#### PAGE EXCERPT ####

I had to manually scale up my service once in two years and we weren't over-provisioning wastefully. Before I left my product was supporting +40K internal applications with an infra+AWS cost < 2k / month.

We had good CI with deep integration with Apollo, you could track any change across the pipeline, we had reproducible builds and we had a comprehensive deployment log listing all changes.

Apollo is sloooooow though and the UI is very 90s.

> 2. Logs > Any self respecting company running software on distributed machines should have centralized, searchable logs for their services.

We were using Elastic Logstash Kibana powered by AWS ElasticSearch. I wrote a thin wrapper around logstash that was used in over 1K environments internally, so weren't the only ones doing this.

> 3. Service Discovery > What service discovery? We used to hard wire load balancer host names in config files.

Agree with this one. I will never forget the quality time I spent configuring those load balancers and ticketing people about DNS.

> 4. Containers

As other commenters mentioned, if you want to use containers, you're free to bypass all of this and run your service in AWS where you can use ECR, EKS etc if you want.

> (As far as I know, Node.js was used inside in a limited capacity, but they had an alternative for npm for security reasons, and you had to get an npm package approved to use it internally.)

I built my UI from scratch using create-react-app and yarn offline builds (no mystery meat) and I bypassed all the internal JS tooling, which I thought was very poor. This was changing though.

Finally, my personal anecdote: you could onboard our product in less than an hour (including reading docs), it required no further maintenance and gave you performance stats for free. So not all was bad :)

[+] cimi_|7 years ago|reply
> They have some amount of Rails, and JavaScript has to be there, but if you want to experiment with, say, Go, Kotlin, or anything else, you are going to get nothing but push back.

I missed this - starting 2018 we were writing all our backend logic in Kotlin and we got no push back from anyone.

[+] throwaway1280|7 years ago|reply
Ex-Amazon engineer of several years here.

This is a pretty interesting article, but it's important to know that Amazon's internal tooling changes pretty fast, even if it's mostly several years behind state-of-the-art.

Exhibit A: Apollo

Apollo used to be insane. It was designed for the use case of deploying changes to thousands of C++ CGI servers on thousands of website hosts, worrying about compiling for different architectures, supporting special fleets with overrides to certain shared libraries, etc etc. It had an entire glossary of strange terms which you needed to know in order to operate it. Deployments to our global fleet involved clicking through tens of pages, copy-and-pasting info from page to page, duplicating actions left right and centre, and hoping that you didn't forget something.

#### ENTRIES SUPPLIED ####

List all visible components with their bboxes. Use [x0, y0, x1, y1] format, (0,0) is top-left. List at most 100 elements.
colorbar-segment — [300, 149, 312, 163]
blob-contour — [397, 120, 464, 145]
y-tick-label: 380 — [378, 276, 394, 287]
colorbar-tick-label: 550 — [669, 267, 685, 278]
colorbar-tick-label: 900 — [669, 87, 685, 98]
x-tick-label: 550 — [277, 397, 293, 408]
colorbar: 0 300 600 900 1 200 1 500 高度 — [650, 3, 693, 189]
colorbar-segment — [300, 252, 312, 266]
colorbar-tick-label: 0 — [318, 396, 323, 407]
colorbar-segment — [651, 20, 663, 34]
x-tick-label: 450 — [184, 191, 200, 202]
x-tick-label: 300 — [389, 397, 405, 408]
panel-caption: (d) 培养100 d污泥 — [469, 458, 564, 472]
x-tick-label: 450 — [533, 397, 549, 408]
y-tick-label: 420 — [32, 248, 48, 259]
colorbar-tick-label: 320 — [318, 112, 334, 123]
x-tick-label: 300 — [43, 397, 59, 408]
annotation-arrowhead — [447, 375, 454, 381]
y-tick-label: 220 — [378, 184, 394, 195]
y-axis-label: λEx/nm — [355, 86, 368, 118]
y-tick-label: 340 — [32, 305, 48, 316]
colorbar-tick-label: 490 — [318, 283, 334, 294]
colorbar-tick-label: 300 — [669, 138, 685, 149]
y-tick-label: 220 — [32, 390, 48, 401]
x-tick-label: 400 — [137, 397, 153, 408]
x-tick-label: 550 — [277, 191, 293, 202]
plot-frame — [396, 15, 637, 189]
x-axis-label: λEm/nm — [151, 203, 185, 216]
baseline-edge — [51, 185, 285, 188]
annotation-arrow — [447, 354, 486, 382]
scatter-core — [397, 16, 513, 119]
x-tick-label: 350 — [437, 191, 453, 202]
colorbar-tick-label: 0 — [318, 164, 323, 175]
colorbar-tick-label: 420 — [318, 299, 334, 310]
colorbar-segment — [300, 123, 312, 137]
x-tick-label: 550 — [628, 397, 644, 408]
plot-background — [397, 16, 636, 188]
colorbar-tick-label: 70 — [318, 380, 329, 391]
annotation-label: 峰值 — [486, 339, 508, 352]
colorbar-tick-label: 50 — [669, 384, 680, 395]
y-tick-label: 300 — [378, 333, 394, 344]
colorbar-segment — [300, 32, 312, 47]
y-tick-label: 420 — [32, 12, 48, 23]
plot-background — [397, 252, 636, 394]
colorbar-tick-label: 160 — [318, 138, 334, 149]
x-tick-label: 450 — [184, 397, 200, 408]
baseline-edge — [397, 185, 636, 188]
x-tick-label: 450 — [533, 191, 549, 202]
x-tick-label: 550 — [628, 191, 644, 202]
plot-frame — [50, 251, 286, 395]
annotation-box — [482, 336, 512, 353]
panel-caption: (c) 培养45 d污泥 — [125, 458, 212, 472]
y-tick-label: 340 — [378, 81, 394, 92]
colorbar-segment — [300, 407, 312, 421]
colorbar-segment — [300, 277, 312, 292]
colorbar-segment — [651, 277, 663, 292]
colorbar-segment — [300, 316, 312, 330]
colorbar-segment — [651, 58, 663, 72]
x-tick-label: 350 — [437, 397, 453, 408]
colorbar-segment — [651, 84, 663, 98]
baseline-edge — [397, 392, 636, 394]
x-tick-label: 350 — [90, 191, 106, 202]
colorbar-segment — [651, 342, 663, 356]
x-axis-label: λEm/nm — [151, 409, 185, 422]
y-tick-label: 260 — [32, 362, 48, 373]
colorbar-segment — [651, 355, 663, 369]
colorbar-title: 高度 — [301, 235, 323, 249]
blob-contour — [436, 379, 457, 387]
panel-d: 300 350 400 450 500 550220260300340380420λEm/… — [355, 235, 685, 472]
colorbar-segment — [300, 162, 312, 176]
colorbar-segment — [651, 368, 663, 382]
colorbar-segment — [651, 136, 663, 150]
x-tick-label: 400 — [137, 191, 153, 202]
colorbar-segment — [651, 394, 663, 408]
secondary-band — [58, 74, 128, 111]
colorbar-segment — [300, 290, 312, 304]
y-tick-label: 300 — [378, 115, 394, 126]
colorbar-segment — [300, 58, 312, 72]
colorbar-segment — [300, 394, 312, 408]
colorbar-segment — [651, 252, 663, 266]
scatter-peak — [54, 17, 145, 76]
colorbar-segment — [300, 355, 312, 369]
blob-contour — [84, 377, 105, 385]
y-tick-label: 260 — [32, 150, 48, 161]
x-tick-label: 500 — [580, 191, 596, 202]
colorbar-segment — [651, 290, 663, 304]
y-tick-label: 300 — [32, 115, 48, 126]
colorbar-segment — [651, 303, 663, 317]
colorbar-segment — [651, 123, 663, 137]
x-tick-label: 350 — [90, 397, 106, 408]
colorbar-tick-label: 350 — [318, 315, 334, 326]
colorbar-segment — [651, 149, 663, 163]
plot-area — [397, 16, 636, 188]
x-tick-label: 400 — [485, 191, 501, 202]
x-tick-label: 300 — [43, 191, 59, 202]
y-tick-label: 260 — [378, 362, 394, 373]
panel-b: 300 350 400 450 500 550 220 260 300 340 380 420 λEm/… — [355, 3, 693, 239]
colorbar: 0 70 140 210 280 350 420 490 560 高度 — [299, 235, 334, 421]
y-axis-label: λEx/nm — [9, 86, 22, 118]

####

WHAT YOU NEED TO DO
A: Could you turn the records, from their first line up to and including the line with "colorbar-segment — [300, 123, 312, 137]", into a Markdown table with the columns "Row" and "Line", numbering each non-blank line in order and skipping any blank ones?
B: Can you go on with the forum thread about Amazon's internal tooling, picking up right after its last sentence?

OUTPUTS BY TASK
A:
| Row | Line |
|---|---|
| 1 | List all visible components with their bboxes. Use [x0, y0, x1, y1] format, (0,0) is top-left. List at most 100 elements. |
| 2 | colorbar-segment — [300, 149, 312, 163] |
| 3 | blob-contour — [397, 120, 464, 145] |
| 4 | y-tick-label: 380 — [378, 276, 394, 287] |
| 5 | colorbar-tick-label: 550 — [669, 267, 685, 278] |
| 6 | colorbar-tick-label: 900 — [669, 87, 685, 98] |
| 7 | x-tick-label: 550 — [277, 397, 293, 408] |
| 8 | colorbar: 0 300 600 900 1 200 1 500 高度 — [650, 3, 693, 189] |
| 9 | colorbar-segment — [300, 252, 312, 266] |
| 10 | colorbar-tick-label: 0 — [318, 396, 323, 407] |
| 11 | colorbar-segment — [651, 20, 663, 34] |
| 12 | x-tick-label: 450 — [184, 191, 200, 202] |
| 13 | x-tick-label: 300 — [389, 397, 405, 408] |
| 14 | panel-caption: (d) 培养100 d污泥 — [469, 458, 564, 472] |
| 15 | x-tick-label: 450 — [533, 397, 549, 408] |
| 16 | y-tick-label: 420 — [32, 248, 48, 259] |
| 17 | colorbar-tick-label: 320 — [318, 112, 334, 123] |
| 18 | x-tick-label: 300 — [43, 397, 59, 408] |
| 19 | annotation-arrowhead — [447, 375, 454, 381] |
| 20 | y-tick-label: 220 — [378, 184, 394, 195] |
| 21 | y-axis-label: λEx/nm — [355, 86, 368, 118] |
| 22 | y-tick-label: 340 — [32, 305, 48, 316] |
| 23 | colorbar-tick-label: 490 — [318, 283, 334, 294] |
| 24 | colorbar-tick-label: 300 — [669, 138, 685, 149] |
| 25 | y-tick-label: 220 — [32, 390, 48, 401] |
| 26 | x-tick-label: 400 — [137, 397, 153, 408] |
| 27 | x-tick-label: 550 — [277, 191, 293, 202] |
| 28 | plot-frame — [396, 15, 637, 189] |
| 29 | x-axis-label: λEm/nm — [151, 203, 185, 216] |
| 30 | baseline-edge — [51, 185, 285, 188] |
| 31 | annotation-arrow — [447, 354, 486, 382] |
| 32 | scatter-core — [397, 16, 513, 119] |
| 33 | x-tick-label: 350 — [437, 191, 453, 202] |
| 34 | colorbar-tick-label: 0 — [318, 164, 323, 175] |
| 35 | colorbar-tick-label: 420 — [318, 299, 334, 310] |
| 36 | colorbar-segment — [300, 123, 312, 137] |

B:
When I left, most of that had been swept away and replaced with a continuous deployment tool. Do a bit of setup, commit your code to the internal Git repo, watch it be picked up, automated tests run, then deployments created to each fleet. Monitoring tools automatically rolled back deploys if certain key metrics changed.

Auto scaling became a reality too, once the Move to AWS project completed. You still needed budgetary approval to up your maximum number of servers (because for our team you were talking thousands of servers per region!) but you could keep them in reserve and only deploy them as needed.

Manually copying Apollo config for environment setup was still kind of a thing though. The ideas of CloudFormation hadn't quite filtered down yet.

Exhibit B: logs

My memory's a bit hazy on this one. There certainly was a lot of centralized logging and monitoring infrastructure. Pretty sure that logs got pulled to a central, searchable repository after they'd existed on the hosts for a small amount of time. But, yes, for realtime viewing you'd definitely be looking at using a tool to open a bunch of terminals.

The monitoring tools got a huge revamp about halfway through my tenure, gaining interactive dashboarding and metrics drill-down features which were invaluable when on-call. I'm currently implementing a monitoring system, so my appreciation for just how well that system worked is pretty high!

Exhibit C: service discovery

Amusingly, a centralized service discovery tool was one of the tools that used to exist, and had fallen into disrepair by the time this person was working there.

This was a common pattern in Amazon. Contrary to the 'Amazon doesn't experiment' conclusion, Amazon had a tendency to experiment too well - the Next Big Thing was constantly being released in beta, adopted by a small number of early adopters, and then disappearing for lack of funding/maintenance/headcount.

I can't think of any time I hard-wired load balancer host names though. Usually they would be set up in DNS. We did used to have some custom tooling to discover our webserver hosts and automatically add/remove them from load balancers, but that was made obsolete by the auto-scaling / continuous deployment system years before I left.

As for the question of "can we shut this down? who uses it?" - ha, yes, I seem to remember having that issue. I think that, before my time, it wasn't really a problem: to call a service you needed to consume its client library, so you could just look in the package manager to see which services declared that as a dependency. With the move to HTTP services that got lost. It was somewhat mitigated over the years by services moving to a fully authenticated model, with client services needing to register for access tokens to call their dependencies, but that was still a work in progress a few years ago.

Exhibit D: containers

Almost everything in Amazon ran on a one-host-per-service model, with the packages present on the host dictated by Apollo's dependency resolution mechanism, so containers weren't needed to isolate multiple programs' dependencies on the same host.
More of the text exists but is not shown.